**Direction:**
Scan the records for the word "pedidos". Copy each line that includes it.

**Exercise data:**
++++++++++++++++++++

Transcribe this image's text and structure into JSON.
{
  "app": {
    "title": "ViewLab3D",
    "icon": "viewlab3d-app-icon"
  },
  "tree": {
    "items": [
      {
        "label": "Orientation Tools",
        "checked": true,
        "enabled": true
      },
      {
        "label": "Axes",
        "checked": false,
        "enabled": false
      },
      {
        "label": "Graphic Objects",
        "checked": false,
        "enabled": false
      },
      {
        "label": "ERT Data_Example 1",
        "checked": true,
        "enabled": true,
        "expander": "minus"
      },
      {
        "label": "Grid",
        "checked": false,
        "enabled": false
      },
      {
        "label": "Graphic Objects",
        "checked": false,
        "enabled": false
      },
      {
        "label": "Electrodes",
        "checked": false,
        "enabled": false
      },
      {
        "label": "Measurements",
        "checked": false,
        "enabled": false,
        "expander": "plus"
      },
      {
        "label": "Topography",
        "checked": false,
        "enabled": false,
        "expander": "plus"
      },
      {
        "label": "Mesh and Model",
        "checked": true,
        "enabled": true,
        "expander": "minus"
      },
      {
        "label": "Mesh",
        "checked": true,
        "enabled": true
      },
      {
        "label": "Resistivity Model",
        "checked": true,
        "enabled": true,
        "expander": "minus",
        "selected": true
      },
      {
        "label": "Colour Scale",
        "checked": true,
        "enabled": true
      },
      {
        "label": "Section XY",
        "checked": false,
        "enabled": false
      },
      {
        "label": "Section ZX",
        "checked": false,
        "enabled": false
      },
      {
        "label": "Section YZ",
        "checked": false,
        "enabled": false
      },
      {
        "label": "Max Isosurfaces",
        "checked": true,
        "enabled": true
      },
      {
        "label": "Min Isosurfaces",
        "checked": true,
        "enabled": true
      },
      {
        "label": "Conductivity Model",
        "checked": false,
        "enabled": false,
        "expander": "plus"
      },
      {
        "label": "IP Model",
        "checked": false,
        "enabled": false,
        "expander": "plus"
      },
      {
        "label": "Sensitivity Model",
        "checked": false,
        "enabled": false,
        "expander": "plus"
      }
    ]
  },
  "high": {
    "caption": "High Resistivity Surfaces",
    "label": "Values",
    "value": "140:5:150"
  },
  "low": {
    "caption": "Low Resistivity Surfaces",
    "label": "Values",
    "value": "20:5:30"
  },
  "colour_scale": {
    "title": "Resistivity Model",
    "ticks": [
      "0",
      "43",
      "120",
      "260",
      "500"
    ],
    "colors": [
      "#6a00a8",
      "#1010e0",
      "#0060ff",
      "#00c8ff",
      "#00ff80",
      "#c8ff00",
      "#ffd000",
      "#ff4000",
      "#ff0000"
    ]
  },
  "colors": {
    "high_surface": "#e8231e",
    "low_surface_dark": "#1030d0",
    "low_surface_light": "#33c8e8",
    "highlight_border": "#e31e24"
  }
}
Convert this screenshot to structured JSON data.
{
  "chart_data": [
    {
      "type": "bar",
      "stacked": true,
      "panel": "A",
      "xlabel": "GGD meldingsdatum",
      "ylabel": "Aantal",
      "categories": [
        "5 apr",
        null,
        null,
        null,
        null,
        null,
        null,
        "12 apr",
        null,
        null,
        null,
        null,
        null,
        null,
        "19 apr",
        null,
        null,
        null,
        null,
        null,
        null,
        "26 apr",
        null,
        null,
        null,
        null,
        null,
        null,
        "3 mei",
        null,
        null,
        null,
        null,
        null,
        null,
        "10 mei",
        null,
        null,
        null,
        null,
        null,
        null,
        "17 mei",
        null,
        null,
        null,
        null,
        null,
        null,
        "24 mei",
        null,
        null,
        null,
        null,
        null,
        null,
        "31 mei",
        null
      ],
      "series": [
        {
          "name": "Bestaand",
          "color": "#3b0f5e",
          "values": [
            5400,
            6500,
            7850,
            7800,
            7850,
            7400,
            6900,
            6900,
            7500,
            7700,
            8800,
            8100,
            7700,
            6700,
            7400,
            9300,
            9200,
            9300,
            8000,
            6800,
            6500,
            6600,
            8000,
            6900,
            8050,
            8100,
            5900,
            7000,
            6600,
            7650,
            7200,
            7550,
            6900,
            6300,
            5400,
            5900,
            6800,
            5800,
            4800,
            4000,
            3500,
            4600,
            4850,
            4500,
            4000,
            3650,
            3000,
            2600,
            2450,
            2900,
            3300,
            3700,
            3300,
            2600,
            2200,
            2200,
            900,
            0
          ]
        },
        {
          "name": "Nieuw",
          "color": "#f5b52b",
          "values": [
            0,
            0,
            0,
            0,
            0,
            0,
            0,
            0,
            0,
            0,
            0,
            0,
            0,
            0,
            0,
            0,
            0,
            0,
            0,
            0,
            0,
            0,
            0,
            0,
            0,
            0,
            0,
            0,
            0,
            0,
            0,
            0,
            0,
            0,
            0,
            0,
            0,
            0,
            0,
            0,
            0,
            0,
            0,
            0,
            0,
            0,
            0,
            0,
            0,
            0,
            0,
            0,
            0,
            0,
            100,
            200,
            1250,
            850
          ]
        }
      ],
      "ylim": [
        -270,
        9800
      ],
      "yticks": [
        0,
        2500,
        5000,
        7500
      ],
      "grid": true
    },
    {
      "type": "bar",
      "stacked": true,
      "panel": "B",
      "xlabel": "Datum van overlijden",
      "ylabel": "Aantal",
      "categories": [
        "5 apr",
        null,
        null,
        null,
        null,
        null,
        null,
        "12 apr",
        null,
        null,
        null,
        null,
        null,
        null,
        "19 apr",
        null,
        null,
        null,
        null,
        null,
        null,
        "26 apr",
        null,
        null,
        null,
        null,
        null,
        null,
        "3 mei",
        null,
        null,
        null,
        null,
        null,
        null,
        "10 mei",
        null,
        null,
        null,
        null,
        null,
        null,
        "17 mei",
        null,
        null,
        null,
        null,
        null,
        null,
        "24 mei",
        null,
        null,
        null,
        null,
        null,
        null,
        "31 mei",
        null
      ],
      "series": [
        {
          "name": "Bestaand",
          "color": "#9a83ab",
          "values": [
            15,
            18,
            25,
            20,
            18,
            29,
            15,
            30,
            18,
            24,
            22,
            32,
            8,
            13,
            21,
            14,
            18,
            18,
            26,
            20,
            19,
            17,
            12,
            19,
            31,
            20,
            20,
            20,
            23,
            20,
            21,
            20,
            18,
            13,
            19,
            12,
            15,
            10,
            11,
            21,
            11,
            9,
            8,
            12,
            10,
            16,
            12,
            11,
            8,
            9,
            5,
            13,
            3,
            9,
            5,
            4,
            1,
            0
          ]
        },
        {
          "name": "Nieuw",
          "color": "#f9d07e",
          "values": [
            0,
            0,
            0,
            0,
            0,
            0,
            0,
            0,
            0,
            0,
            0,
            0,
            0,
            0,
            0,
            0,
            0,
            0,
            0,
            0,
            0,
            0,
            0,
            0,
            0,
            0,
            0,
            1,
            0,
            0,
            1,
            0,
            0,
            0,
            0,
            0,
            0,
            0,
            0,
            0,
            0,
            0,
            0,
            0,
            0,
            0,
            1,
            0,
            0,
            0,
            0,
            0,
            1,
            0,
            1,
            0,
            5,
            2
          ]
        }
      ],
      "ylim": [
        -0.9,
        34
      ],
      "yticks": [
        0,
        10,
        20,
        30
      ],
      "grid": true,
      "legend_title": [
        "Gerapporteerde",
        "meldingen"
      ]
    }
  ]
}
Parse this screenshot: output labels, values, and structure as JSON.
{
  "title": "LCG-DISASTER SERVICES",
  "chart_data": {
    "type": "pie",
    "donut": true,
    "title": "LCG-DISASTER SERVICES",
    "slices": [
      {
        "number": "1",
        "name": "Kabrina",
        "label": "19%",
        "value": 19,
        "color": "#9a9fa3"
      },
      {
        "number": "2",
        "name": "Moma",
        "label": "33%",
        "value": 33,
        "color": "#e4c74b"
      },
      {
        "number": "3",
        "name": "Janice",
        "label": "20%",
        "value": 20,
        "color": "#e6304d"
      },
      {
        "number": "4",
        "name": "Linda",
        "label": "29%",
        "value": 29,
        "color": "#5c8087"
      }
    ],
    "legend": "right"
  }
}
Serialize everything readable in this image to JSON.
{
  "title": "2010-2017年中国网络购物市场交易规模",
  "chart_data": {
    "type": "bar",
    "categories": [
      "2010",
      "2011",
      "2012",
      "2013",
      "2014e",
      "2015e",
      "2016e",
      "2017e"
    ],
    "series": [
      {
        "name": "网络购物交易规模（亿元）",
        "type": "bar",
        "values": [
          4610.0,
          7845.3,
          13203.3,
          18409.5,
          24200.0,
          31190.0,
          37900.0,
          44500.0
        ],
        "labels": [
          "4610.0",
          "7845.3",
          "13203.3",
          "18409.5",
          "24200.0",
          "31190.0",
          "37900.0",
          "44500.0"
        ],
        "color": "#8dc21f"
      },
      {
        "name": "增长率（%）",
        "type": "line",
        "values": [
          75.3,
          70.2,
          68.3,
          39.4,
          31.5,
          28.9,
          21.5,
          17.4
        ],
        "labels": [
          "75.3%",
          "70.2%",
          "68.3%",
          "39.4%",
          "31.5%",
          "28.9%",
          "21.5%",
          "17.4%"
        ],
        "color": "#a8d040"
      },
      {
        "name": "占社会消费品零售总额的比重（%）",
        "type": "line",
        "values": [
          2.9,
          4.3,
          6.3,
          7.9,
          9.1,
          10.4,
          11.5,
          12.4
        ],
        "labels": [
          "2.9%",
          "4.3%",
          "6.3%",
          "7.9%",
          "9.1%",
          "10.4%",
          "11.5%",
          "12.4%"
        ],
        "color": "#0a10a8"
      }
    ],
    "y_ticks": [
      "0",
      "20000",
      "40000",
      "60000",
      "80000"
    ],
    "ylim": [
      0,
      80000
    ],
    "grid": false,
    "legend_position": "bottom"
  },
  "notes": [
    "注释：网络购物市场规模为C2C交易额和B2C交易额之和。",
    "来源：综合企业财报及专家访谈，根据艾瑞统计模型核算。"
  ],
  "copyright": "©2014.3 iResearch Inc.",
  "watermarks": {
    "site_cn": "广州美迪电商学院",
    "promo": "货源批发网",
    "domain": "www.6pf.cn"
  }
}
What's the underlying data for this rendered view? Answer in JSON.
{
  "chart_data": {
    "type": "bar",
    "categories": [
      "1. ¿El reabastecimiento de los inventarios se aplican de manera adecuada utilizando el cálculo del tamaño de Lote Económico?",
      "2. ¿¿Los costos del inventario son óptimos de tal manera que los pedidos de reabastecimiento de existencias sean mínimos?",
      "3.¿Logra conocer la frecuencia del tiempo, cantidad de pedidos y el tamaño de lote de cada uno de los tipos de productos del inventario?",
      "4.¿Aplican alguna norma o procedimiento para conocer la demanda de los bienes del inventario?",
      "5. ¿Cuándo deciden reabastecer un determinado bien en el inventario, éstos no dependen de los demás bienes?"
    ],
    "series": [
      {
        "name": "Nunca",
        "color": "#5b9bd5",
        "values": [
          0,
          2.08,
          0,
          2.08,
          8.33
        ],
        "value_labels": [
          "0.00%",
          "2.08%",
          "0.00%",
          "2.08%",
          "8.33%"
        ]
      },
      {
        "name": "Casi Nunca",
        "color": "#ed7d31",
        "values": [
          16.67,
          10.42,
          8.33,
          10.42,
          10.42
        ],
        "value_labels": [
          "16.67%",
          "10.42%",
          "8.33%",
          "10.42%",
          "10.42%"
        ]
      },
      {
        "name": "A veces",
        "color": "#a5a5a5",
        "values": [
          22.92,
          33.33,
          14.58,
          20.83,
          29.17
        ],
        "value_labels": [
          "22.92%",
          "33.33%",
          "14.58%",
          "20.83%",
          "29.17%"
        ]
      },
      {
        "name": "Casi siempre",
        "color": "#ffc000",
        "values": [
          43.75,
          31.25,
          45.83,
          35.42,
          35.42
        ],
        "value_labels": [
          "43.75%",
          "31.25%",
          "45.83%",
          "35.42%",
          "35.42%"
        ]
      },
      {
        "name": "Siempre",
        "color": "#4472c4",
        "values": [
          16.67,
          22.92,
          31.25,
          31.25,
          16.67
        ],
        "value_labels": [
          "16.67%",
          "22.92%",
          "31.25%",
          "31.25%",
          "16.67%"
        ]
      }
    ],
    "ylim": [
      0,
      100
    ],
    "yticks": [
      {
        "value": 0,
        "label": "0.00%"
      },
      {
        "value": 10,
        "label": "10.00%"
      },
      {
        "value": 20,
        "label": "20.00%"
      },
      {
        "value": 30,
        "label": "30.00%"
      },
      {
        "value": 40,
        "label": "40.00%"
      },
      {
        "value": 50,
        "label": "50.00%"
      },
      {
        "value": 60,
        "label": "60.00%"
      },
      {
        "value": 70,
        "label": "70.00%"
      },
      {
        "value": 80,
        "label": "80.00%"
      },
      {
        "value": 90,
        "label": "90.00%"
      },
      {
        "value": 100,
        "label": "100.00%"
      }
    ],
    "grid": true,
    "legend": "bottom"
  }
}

++++++++++++++++++++

**Solution for this task:**
      "2. ¿¿Los costos del inventario son óptimos de tal manera que los pedidos de reabastecimiento de existencias sean mínimos?",
      "3.¿Logra conocer la frecuencia del tiempo, cantidad de pedidos y el tamaño de lote de cada uno de los tipos de productos del inventario?",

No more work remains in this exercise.